■ GOAL ■
Can you retype every line of the data below verbatim, leaving the pictures out?

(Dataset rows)

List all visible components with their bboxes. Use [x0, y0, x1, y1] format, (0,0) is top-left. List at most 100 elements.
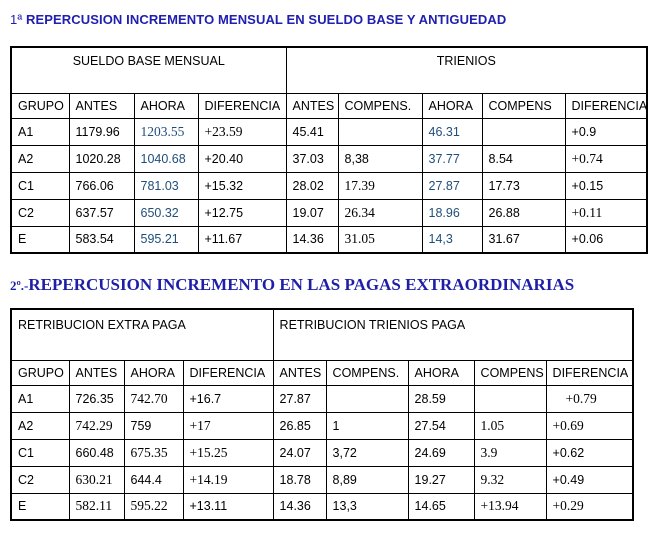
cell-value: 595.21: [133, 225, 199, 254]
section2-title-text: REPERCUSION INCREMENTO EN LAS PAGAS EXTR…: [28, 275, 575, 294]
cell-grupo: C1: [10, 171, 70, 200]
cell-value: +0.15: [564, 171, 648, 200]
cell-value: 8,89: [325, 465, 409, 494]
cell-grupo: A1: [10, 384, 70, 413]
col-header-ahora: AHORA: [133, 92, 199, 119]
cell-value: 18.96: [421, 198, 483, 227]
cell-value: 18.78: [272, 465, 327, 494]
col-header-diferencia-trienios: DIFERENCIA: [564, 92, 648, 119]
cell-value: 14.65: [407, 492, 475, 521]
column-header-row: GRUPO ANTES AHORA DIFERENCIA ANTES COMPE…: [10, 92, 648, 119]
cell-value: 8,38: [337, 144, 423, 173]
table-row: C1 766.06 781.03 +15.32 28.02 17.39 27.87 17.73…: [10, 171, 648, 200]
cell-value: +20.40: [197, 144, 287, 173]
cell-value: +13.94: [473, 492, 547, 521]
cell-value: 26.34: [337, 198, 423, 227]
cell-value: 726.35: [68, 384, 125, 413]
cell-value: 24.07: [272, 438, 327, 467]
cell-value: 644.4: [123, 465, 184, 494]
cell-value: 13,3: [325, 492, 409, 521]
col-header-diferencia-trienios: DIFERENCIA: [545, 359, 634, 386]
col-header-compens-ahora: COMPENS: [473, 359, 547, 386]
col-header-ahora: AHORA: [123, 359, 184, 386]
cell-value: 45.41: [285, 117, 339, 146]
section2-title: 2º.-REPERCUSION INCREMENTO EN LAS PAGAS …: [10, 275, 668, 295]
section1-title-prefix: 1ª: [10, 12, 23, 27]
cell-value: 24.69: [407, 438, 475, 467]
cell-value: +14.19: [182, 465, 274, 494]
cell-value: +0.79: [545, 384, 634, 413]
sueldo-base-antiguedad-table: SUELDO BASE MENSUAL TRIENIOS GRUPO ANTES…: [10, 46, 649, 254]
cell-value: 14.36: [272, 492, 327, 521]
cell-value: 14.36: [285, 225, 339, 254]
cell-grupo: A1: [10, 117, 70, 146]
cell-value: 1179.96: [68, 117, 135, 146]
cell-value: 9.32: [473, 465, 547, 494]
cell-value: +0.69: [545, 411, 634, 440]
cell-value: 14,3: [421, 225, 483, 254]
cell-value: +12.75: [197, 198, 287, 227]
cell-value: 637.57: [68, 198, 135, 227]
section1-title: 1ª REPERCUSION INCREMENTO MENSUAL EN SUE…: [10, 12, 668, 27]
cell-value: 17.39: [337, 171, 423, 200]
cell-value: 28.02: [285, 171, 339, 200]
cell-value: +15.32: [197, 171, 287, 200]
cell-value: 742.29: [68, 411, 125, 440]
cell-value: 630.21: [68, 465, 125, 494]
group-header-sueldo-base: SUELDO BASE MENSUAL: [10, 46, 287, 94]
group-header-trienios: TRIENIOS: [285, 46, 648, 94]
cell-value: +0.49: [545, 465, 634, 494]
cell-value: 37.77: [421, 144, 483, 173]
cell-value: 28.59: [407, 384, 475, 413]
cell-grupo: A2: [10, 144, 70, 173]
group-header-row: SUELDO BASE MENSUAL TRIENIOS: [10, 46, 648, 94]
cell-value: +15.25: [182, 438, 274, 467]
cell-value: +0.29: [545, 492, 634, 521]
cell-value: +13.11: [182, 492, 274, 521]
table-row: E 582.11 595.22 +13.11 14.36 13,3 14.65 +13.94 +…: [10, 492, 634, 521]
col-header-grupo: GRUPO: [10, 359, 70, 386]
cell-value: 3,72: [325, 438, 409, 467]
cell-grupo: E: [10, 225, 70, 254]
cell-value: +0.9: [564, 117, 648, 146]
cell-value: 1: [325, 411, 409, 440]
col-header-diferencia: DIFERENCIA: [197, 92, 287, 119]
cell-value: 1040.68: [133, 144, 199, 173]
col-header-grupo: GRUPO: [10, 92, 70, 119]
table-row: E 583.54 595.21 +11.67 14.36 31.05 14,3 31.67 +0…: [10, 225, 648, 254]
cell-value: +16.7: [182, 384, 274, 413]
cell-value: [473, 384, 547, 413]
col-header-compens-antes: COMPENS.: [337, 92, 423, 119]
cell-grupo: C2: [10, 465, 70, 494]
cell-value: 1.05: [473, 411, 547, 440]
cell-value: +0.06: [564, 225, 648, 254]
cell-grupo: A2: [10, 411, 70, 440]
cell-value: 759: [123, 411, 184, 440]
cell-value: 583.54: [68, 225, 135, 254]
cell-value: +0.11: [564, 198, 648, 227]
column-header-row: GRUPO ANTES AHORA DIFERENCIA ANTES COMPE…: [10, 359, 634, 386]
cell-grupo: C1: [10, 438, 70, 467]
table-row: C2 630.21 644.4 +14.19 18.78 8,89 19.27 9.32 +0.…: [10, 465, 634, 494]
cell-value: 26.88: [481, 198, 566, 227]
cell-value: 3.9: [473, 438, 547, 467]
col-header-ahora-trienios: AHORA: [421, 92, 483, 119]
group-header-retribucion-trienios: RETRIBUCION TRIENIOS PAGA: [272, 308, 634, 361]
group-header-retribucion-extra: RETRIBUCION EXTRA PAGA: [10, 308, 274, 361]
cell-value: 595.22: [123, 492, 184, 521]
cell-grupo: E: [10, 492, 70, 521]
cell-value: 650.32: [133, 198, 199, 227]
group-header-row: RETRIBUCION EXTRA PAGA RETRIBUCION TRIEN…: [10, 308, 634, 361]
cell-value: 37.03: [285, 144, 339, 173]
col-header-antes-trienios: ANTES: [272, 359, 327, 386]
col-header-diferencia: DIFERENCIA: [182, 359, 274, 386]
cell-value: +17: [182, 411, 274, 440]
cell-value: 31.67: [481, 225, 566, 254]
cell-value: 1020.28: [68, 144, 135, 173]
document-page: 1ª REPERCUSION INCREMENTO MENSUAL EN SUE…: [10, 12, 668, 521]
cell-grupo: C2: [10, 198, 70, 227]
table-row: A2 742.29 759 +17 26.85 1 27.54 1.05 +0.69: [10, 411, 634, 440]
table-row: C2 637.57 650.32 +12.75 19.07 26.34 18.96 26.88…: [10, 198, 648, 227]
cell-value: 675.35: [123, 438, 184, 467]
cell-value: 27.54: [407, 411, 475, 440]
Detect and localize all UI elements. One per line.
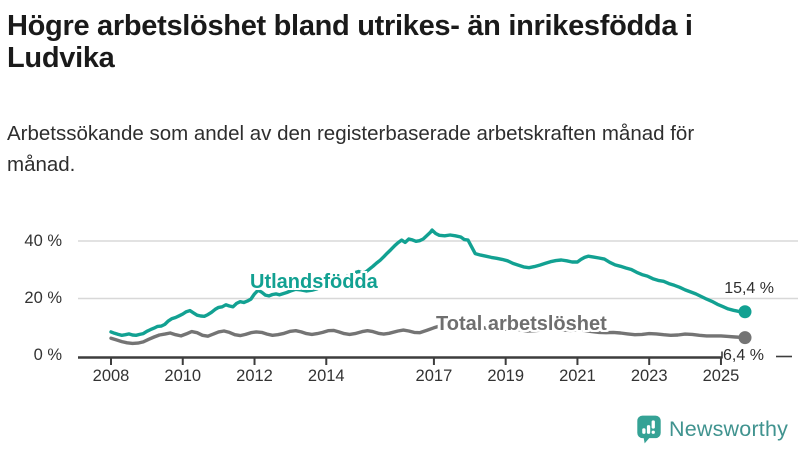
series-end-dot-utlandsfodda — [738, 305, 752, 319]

■ TASK OUTPUT ■
List all visible components with their bboxes. Use [x0, y0, x1, y1] format, (0,0) is top-left. List at most 100 elements.
cell-value: 595.21: [133, 225, 199, 254]
section2-title-text: REPERCUSION INCREMENTO EN LAS PAGAS EXTR…: [28, 275, 575, 294]
cell-grupo: C1: [10, 171, 70, 200]
cell-value: +0.15: [564, 171, 648, 200]
cell-value: 8,89: [325, 465, 409, 494]
cell-grupo: A1: [10, 384, 70, 413]
col-header-ahora: AHORA: [133, 92, 199, 119]
cell-value: 18.96: [421, 198, 483, 227]
cell-value: 18.78: [272, 465, 327, 494]
col-header-diferencia-trienios: DIFERENCIA: [564, 92, 648, 119]
cell-value: 14.65: [407, 492, 475, 521]
column-header-row: GRUPO ANTES AHORA DIFERENCIA ANTES COMPE…: [10, 92, 648, 119]
cell-value: 8,38: [337, 144, 423, 173]
table-row: C1 766.06 781.03 +15.32 28.02 17.39 27.87 17.73…: [10, 171, 648, 200]
cell-value: +20.40: [197, 144, 287, 173]
cell-value: +13.94: [473, 492, 547, 521]
cell-value: 26.34: [337, 198, 423, 227]
cell-value: 726.35: [68, 384, 125, 413]
cell-value: 24.07: [272, 438, 327, 467]
cell-value: 644.4: [123, 465, 184, 494]
cell-value: 13,3: [325, 492, 409, 521]
col-header-diferencia-trienios: DIFERENCIA: [545, 359, 634, 386]
col-header-compens-ahora: COMPENS: [473, 359, 547, 386]
col-header-ahora: AHORA: [123, 359, 184, 386]
cell-value: 45.41: [285, 117, 339, 146]
section2-title: 2º.-REPERCUSION INCREMENTO EN LAS PAGAS …: [10, 275, 668, 295]
section1-title-prefix: 1ª: [10, 12, 23, 27]
cell-value: 24.69: [407, 438, 475, 467]
cell-value: +14.19: [182, 465, 274, 494]
cell-value: +0.79: [545, 384, 634, 413]
sueldo-base-antiguedad-table: SUELDO BASE MENSUAL TRIENIOS GRUPO ANTES…: [10, 46, 649, 254]
cell-value: 14.36: [272, 492, 327, 521]
cell-value: 14.36: [285, 225, 339, 254]
cell-grupo: A1: [10, 117, 70, 146]
cell-value: 1179.96: [68, 117, 135, 146]
cell-value: 9.32: [473, 465, 547, 494]
cell-value: +0.69: [545, 411, 634, 440]
cell-value: 14,3: [421, 225, 483, 254]
cell-value: +12.75: [197, 198, 287, 227]
cell-value: 637.57: [68, 198, 135, 227]
section1-title: 1ª REPERCUSION INCREMENTO MENSUAL EN SUE…: [10, 12, 668, 27]
cell-value: 17.39: [337, 171, 423, 200]
cell-value: 28.02: [285, 171, 339, 200]
cell-value: +15.32: [197, 171, 287, 200]
cell-value: 742.29: [68, 411, 125, 440]
cell-value: 630.21: [68, 465, 125, 494]
group-header-sueldo-base: SUELDO BASE MENSUAL: [10, 46, 287, 94]
group-header-trienios: TRIENIOS: [285, 46, 648, 94]
cell-value: +0.49: [545, 465, 634, 494]
cell-value: 37.77: [421, 144, 483, 173]
cell-value: 28.59: [407, 384, 475, 413]
cell-grupo: A2: [10, 144, 70, 173]
group-header-row: SUELDO BASE MENSUAL TRIENIOS: [10, 46, 648, 94]
cell-value: +15.25: [182, 438, 274, 467]
cell-value: +0.29: [545, 492, 634, 521]
cell-value: +13.11: [182, 492, 274, 521]
table-row: E 582.11 595.22 +13.11 14.36 13,3 14.65 +13.94 +…: [10, 492, 634, 521]
col-header-grupo: GRUPO: [10, 359, 70, 386]
cell-value: 3,72: [325, 438, 409, 467]
cell-grupo: E: [10, 225, 70, 254]
cell-value: +0.9: [564, 117, 648, 146]
cell-value: 1: [325, 411, 409, 440]
col-header-diferencia: DIFERENCIA: [197, 92, 287, 119]
cell-value: 1040.68: [133, 144, 199, 173]
col-header-grupo: GRUPO: [10, 92, 70, 119]
table-row: E 583.54 595.21 +11.67 14.36 31.05 14,3 31.67 +0…: [10, 225, 648, 254]
cell-value: +16.7: [182, 384, 274, 413]
cell-value: [473, 384, 547, 413]
col-header-compens-antes: COMPENS.: [337, 92, 423, 119]
cell-grupo: C2: [10, 465, 70, 494]
cell-value: 1.05: [473, 411, 547, 440]
cell-value: +0.06: [564, 225, 648, 254]
cell-grupo: A2: [10, 411, 70, 440]
cell-value: 759: [123, 411, 184, 440]
cell-value: 583.54: [68, 225, 135, 254]
cell-value: +0.11: [564, 198, 648, 227]
column-header-row: GRUPO ANTES AHORA DIFERENCIA ANTES COMPE…: [10, 359, 634, 386]
cell-grupo: C1: [10, 438, 70, 467]
table-row: C2 630.21 644.4 +14.19 18.78 8,89 19.27 9.32 +0.…: [10, 465, 634, 494]
cell-value: 26.88: [481, 198, 566, 227]
cell-value: 3.9: [473, 438, 547, 467]
col-header-ahora-trienios: AHORA: [421, 92, 483, 119]
group-header-retribucion-trienios: RETRIBUCION TRIENIOS PAGA: [272, 308, 634, 361]
group-header-retribucion-extra: RETRIBUCION EXTRA PAGA: [10, 308, 274, 361]
cell-value: 595.22: [123, 492, 184, 521]
cell-grupo: E: [10, 492, 70, 521]
cell-value: 650.32: [133, 198, 199, 227]
group-header-row: RETRIBUCION EXTRA PAGA RETRIBUCION TRIEN…: [10, 308, 634, 361]
cell-value: 37.03: [285, 144, 339, 173]
col-header-antes-trienios: ANTES: [272, 359, 327, 386]
col-header-diferencia: DIFERENCIA: [182, 359, 274, 386]
cell-value: +17: [182, 411, 274, 440]
cell-value: 31.67: [481, 225, 566, 254]
cell-value: 1020.28: [68, 144, 135, 173]
document-page: 1ª REPERCUSION INCREMENTO MENSUAL EN SUE…: [10, 12, 668, 521]
cell-grupo: C2: [10, 198, 70, 227]
table-row: A2 742.29 759 +17 26.85 1 27.54 1.05 +0.69: [10, 411, 634, 440]
table-row: C2 637.57 650.32 +12.75 19.07 26.34 18.96 26.88…: [10, 198, 648, 227]
cell-value: 675.35: [123, 438, 184, 467]
cell-value: 27.54: [407, 411, 475, 440]
Detect and localize all UI elements. One per line.
series-end-dot-utlandsfodda — [738, 305, 752, 319]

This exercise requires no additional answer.